*Your instructions:* Each record below is to be copied word for word, with pictures removed.

*Material shown:*
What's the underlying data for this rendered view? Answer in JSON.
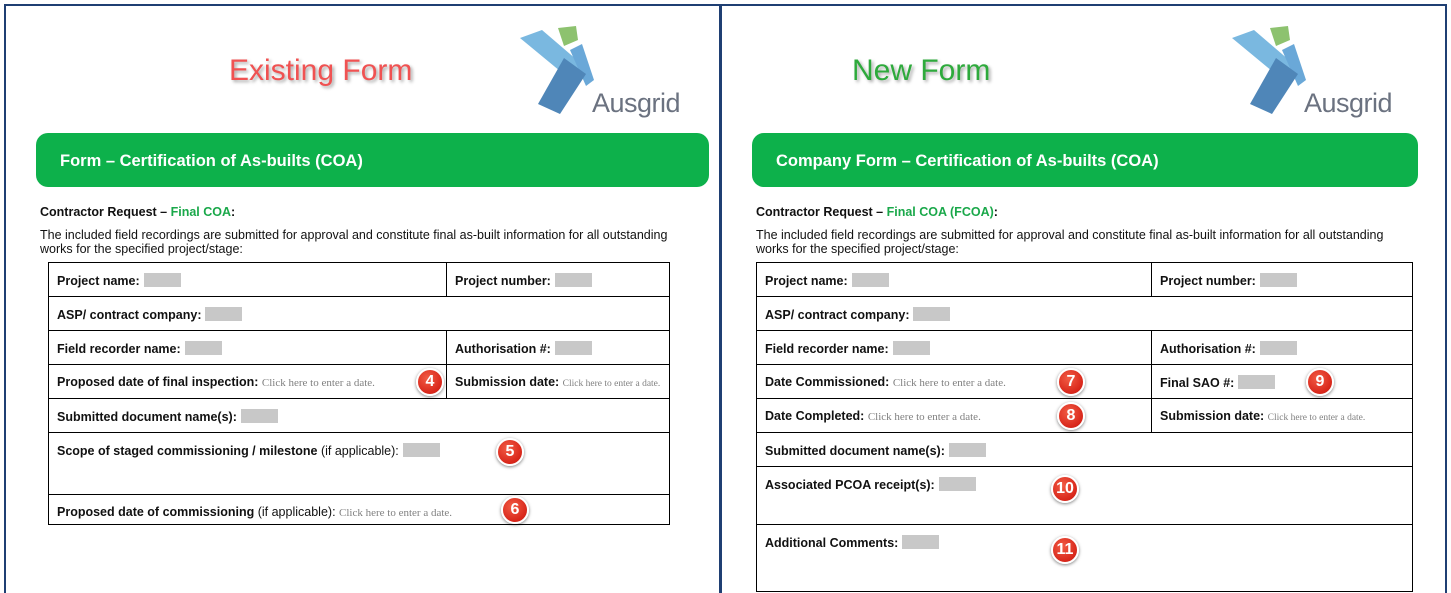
{
  "existing": {
    "heading": "Existing Form",
    "logo_text": "Ausgrid",
    "banner": "Form – Certification of As-builts (COA)",
    "request_prefix": "Contractor Request – ",
    "request_green": "Final COA",
    "request_suffix": ":",
    "intro": "The included field recordings are submitted for approval and constitute final as-built information for all outstanding works for the specified project/stage:",
    "project_name": "Project name:",
    "project_number": "Project number:",
    "asp": "ASP/ contract company:",
    "field_recorder": "Field recorder name:",
    "authorisation": "Authorisation #:",
    "proposed_final_inspection": "Proposed date of final inspection:",
    "date_placeholder": "Click here to enter a date.",
    "submission_date": "Submission date:",
    "submitted_docs": "Submitted document name(s):",
    "scope_bold": "Scope of staged commissioning / milestone",
    "scope_normal": " (if applicable):",
    "proposed_commissioning_bold": "Proposed date of commissioning",
    "proposed_commissioning_normal": " (if applicable):",
    "badges": [
      "4",
      "5",
      "6"
    ]
  },
  "new": {
    "heading": "New Form",
    "logo_text": "Ausgrid",
    "banner": "Company Form – Certification of As-builts (COA)",
    "request_prefix": "Contractor Request – ",
    "request_green": "Final COA (FCOA)",
    "request_suffix": ":",
    "intro": "The included field recordings are submitted for approval and constitute final as-built information for all outstanding works for the specified project/stage:",
    "project_name": "Project name:",
    "project_number": "Project number:",
    "asp": "ASP/ contract company:",
    "field_recorder": "Field recorder name:",
    "authorisation": "Authorisation #:",
    "date_commissioned": "Date Commissioned:",
    "date_placeholder": "Click here to enter a date.",
    "final_sao": "Final SAO #:",
    "date_completed": "Date Completed:",
    "submission_date": "Submission date:",
    "submitted_docs": "Submitted document name(s):",
    "pcoa": "Associated PCOA receipt(s):",
    "comments": "Additional Comments:",
    "badges": [
      "7",
      "9",
      "8",
      "10",
      "11"
    ]
  },
  "colors": {
    "frame": "#1f3f73",
    "banner_green": "#0db14b",
    "existing_heading": "#f05252",
    "new_heading": "#2eaa3c",
    "badge_red": "#d8261a",
    "field_placeholder": "#c8c8c8"
  }
}
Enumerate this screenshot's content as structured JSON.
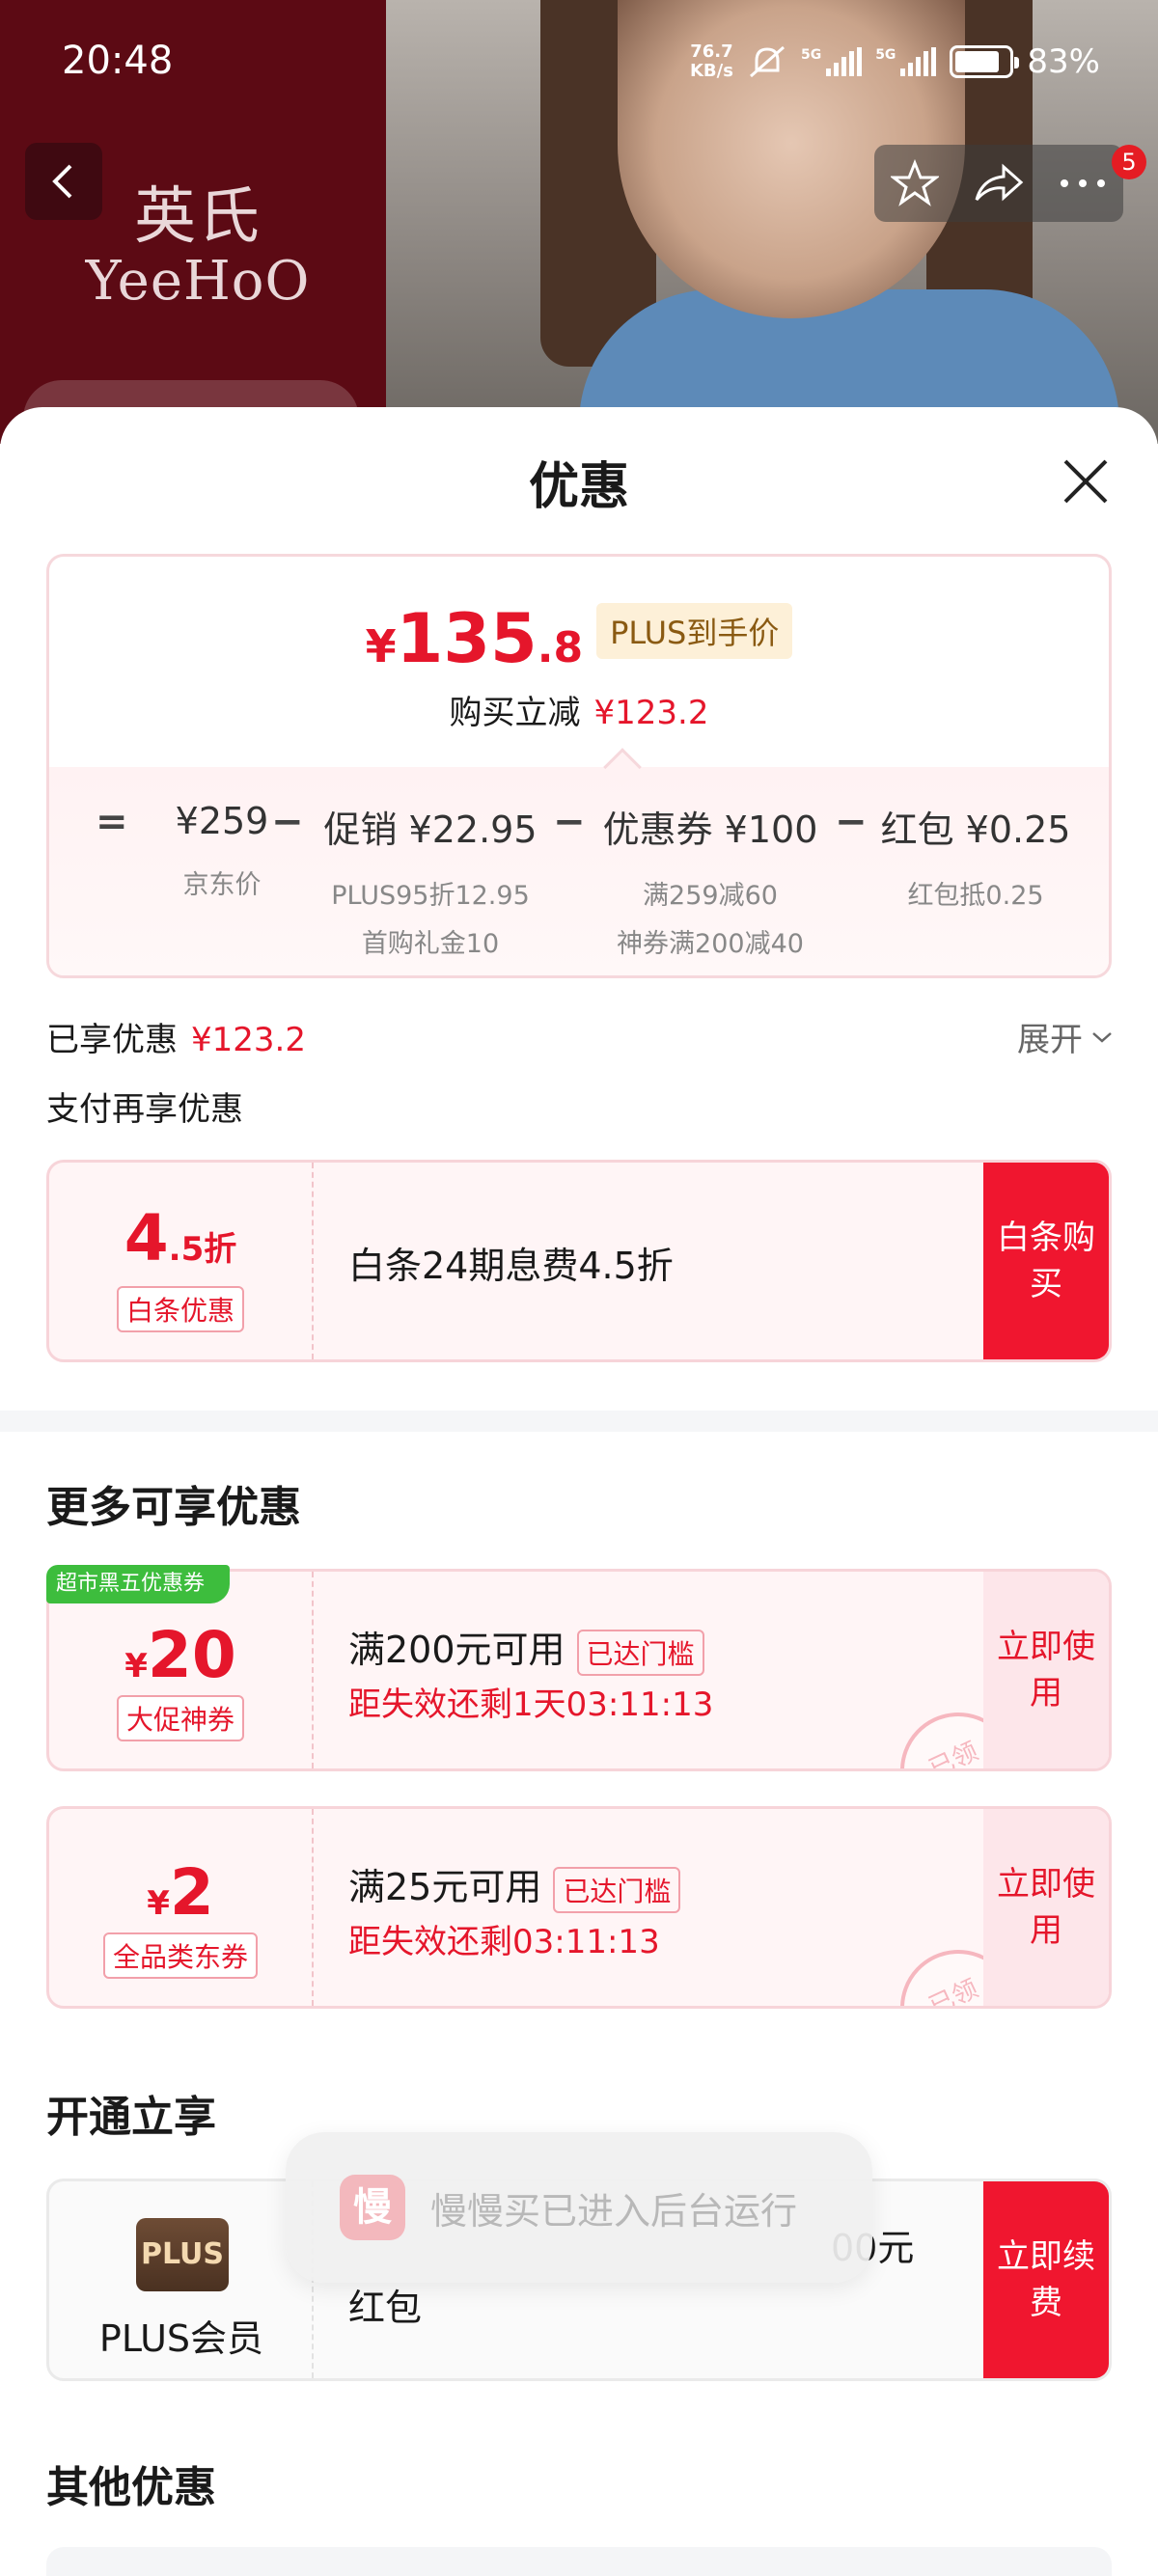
{
  "status": {
    "time": "20:48",
    "speed_top": "76.7",
    "speed_unit": "KB/s",
    "net1": "5G",
    "net2": "5G",
    "battery": "83%"
  },
  "background": {
    "brand_cn": "英氏",
    "brand_en": "YeeHoO",
    "notify_count": "5"
  },
  "sheet": {
    "title": "优惠"
  },
  "price": {
    "yuan": "¥",
    "int": "135",
    "dec": ".8",
    "plus_tag": "PLUS到手价",
    "reduce_label": "购买立减",
    "reduce_value": "¥123.2"
  },
  "breakdown": {
    "eq": "=",
    "minus": "−",
    "jd_price": "¥259",
    "jd_label": "京东价",
    "promo": "促销 ¥22.95",
    "promo_sub1": "PLUS95折12.95",
    "promo_sub2": "首购礼金10",
    "coupon": "优惠券 ¥100",
    "coupon_sub1": "满259减60",
    "coupon_sub2": "神券满200减40",
    "redpack": "红包 ¥0.25",
    "redpack_sub": "红包抵0.25"
  },
  "enjoyed": {
    "label": "已享优惠",
    "value": "¥123.2",
    "expand": "展开"
  },
  "pay_more": {
    "title": "支付再享优惠"
  },
  "baitiao": {
    "amount": "4",
    "amount_dec": ".5折",
    "tag": "白条优惠",
    "desc": "白条24期息费4.5折",
    "action": "白条购买"
  },
  "more": {
    "title": "更多可享优惠"
  },
  "coupons": [
    {
      "corner": "超市黑五优惠券",
      "yuan": "¥",
      "amount": "20",
      "tag": "大促神券",
      "line1": "满200元可用",
      "reached": "已达门槛",
      "line2": "距失效还剩1天03:11:13",
      "action": "立即使用",
      "stamp": "已领"
    },
    {
      "yuan": "¥",
      "amount": "2",
      "tag": "全品类东券",
      "line1": "满25元可用",
      "reached": "已达门槛",
      "line2": "距失效还剩03:11:13",
      "action": "立即使用",
      "stamp": "已领"
    }
  ],
  "open": {
    "title": "开通立享",
    "logo": "PLUS",
    "name": "PLUS会员",
    "line1_tail": "00元",
    "line2": "红包",
    "action": "立即续费"
  },
  "toast": {
    "icon": "慢",
    "text": "慢慢买已进入后台运行"
  },
  "other": {
    "title": "其他优惠"
  },
  "colors": {
    "accent": "#e5162b",
    "plus_brown": "#4a3121",
    "green_tag": "#3dbd3d"
  }
}
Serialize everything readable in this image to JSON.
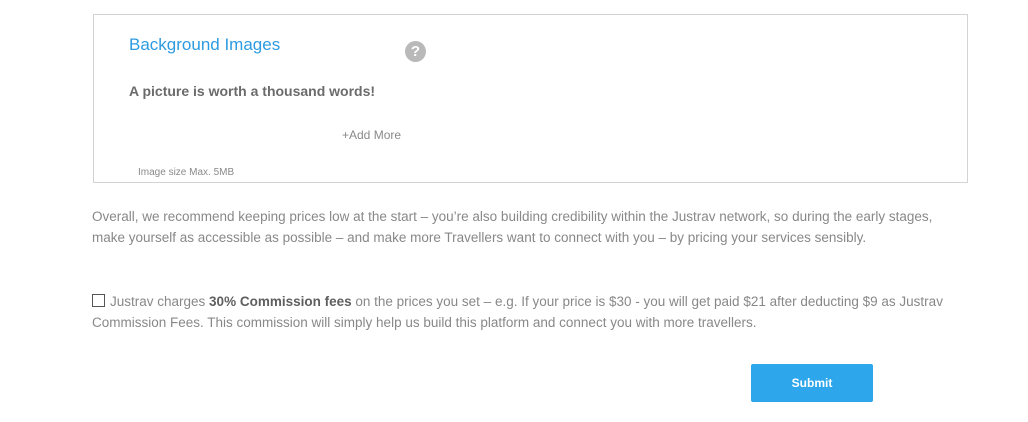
{
  "background_section": {
    "title": "Background Images",
    "help_icon": "?",
    "tagline": "A picture is worth a thousand words!",
    "add_more_label": "+Add More",
    "image_size_note": "Image size Max. 5MB"
  },
  "recommendation_text": "Overall, we recommend keeping prices low at the start – you’re also building credibility within the Justrav network, so during the early stages, make yourself as accessible as possible – and make more Travellers want to connect with you – by pricing your services sensibly.",
  "commission": {
    "prefix": "Justrav charges ",
    "bold": "30% Commission fees",
    "suffix": " on the prices you set – e.g. If your price is $30 - you will get paid $21 after deducting $9 as Justrav Commission Fees. This commission will simply help us build this platform and connect you with more travellers.",
    "checked": false
  },
  "submit_label": "Submit",
  "colors": {
    "accent": "#2d9be0",
    "button": "#2ea6eb",
    "text": "#888888",
    "border": "#d3d3d3"
  }
}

*Response to this task:*
What's the underlying data for this rendered view? Answer in JSON.
{
  "existing": {
    "heading": "Existing Form",
    "logo_text": "Ausgrid",
    "banner": "Form – Certification of As-builts (COA)",
    "request_prefix": "Contractor Request – ",
    "request_green": "Final COA",
    "request_suffix": ":",
    "intro": "The included field recordings are submitted for approval and constitute final as-built information for all outstanding works for the specified project/stage:",
    "project_name": "Project name:",
    "project_number": "Project number:",
    "asp": "ASP/ contract company:",
    "field_recorder": "Field recorder name:",
    "authorisation": "Authorisation #:",
    "proposed_final_inspection": "Proposed date of final inspection:",
    "date_placeholder": "Click here to enter a date.",
    "submission_date": "Submission date:",
    "submitted_docs": "Submitted document name(s):",
    "scope_bold": "Scope of staged commissioning / milestone",
    "scope_normal": " (if applicable):",
    "proposed_commissioning_bold": "Proposed date of commissioning",
    "proposed_commissioning_normal": " (if applicable):",
    "badges": [
      "4",
      "5",
      "6"
    ]
  },
  "new": {
    "heading": "New Form",
    "logo_text": "Ausgrid",
    "banner": "Company Form – Certification of As-builts (COA)",
    "request_prefix": "Contractor Request – ",
    "request_green": "Final COA (FCOA)",
    "request_suffix": ":",
    "intro": "The included field recordings are submitted for approval and constitute final as-built information for all outstanding works for the specified project/stage:",
    "project_name": "Project name:",
    "project_number": "Project number:",
    "asp": "ASP/ contract company:",
    "field_recorder": "Field recorder name:",
    "authorisation": "Authorisation #:",
    "date_commissioned": "Date Commissioned:",
    "date_placeholder": "Click here to enter a date.",
    "final_sao": "Final SAO #:",
    "date_completed": "Date Completed:",
    "submission_date": "Submission date:",
    "submitted_docs": "Submitted document name(s):",
    "pcoa": "Associated PCOA receipt(s):",
    "comments": "Additional Comments:",
    "badges": [
      "7",
      "9",
      "8",
      "10",
      "11"
    ]
  },
  "colors": {
    "frame": "#1f3f73",
    "banner_green": "#0db14b",
    "existing_heading": "#f05252",
    "new_heading": "#2eaa3c",
    "badge_red": "#d8261a",
    "field_placeholder": "#c8c8c8"
  }
}
Enumerate this screenshot's content as structured JSON.
{
  "status": {
    "time": "20:48",
    "speed_top": "76.7",
    "speed_unit": "KB/s",
    "net1": "5G",
    "net2": "5G",
    "battery": "83%"
  },
  "background": {
    "brand_cn": "英氏",
    "brand_en": "YeeHoO",
    "notify_count": "5"
  },
  "sheet": {
    "title": "优惠"
  },
  "price": {
    "yuan": "¥",
    "int": "135",
    "dec": ".8",
    "plus_tag": "PLUS到手价",
    "reduce_label": "购买立减",
    "reduce_value": "¥123.2"
  },
  "breakdown": {
    "eq": "=",
    "minus": "−",
    "jd_price": "¥259",
    "jd_label": "京东价",
    "promo": "促销 ¥22.95",
    "promo_sub1": "PLUS95折12.95",
    "promo_sub2": "首购礼金10",
    "coupon": "优惠券 ¥100",
    "coupon_sub1": "满259减60",
    "coupon_sub2": "神券满200减40",
    "redpack": "红包 ¥0.25",
    "redpack_sub": "红包抵0.25"
  },
  "enjoyed": {
    "label": "已享优惠",
    "value": "¥123.2",
    "expand": "展开"
  },
  "pay_more": {
    "title": "支付再享优惠"
  },
  "baitiao": {
    "amount": "4",
    "amount_dec": ".5折",
    "tag": "白条优惠",
    "desc": "白条24期息费4.5折",
    "action": "白条购买"
  },
  "more": {
    "title": "更多可享优惠"
  },
  "coupons": [
    {
      "corner": "超市黑五优惠券",
      "yuan": "¥",
      "amount": "20",
      "tag": "大促神券",
      "line1": "满200元可用",
      "reached": "已达门槛",
      "line2": "距失效还剩1天03:11:13",
      "action": "立即使用",
      "stamp": "已领"
    },
    {
      "yuan": "¥",
      "amount": "2",
      "tag": "全品类东券",
      "line1": "满25元可用",
      "reached": "已达门槛",
      "line2": "距失效还剩03:11:13",
      "action": "立即使用",
      "stamp": "已领"
    }
  ],
  "open": {
    "title": "开通立享",
    "logo": "PLUS",
    "name": "PLUS会员",
    "line1_tail": "00元",
    "line2": "红包",
    "action": "立即续费"
  },
  "toast": {
    "icon": "慢",
    "text": "慢慢买已进入后台运行"
  },
  "other": {
    "title": "其他优惠"
  },
  "colors": {
    "accent": "#e5162b",
    "plus_brown": "#4a3121",
    "green_tag": "#3dbd3d"
  }
}
Serialize everything readable in this image to JSON.
{
  "background_section": {
    "title": "Background Images",
    "help_icon": "?",
    "tagline": "A picture is worth a thousand words!",
    "add_more_label": "+Add More",
    "image_size_note": "Image size Max. 5MB"
  },
  "recommendation_text": "Overall, we recommend keeping prices low at the start – you’re also building credibility within the Justrav network, so during the early stages, make yourself as accessible as possible – and make more Travellers want to connect with you – by pricing your services sensibly.",
  "commission": {
    "prefix": "Justrav charges ",
    "bold": "30% Commission fees",
    "suffix": " on the prices you set – e.g. If your price is $30 - you will get paid $21 after deducting $9 as Justrav Commission Fees. This commission will simply help us build this platform and connect you with more travellers.",
    "checked": false
  },
  "submit_label": "Submit",
  "colors": {
    "accent": "#2d9be0",
    "button": "#2ea6eb",
    "text": "#888888",
    "border": "#d3d3d3"
  }
}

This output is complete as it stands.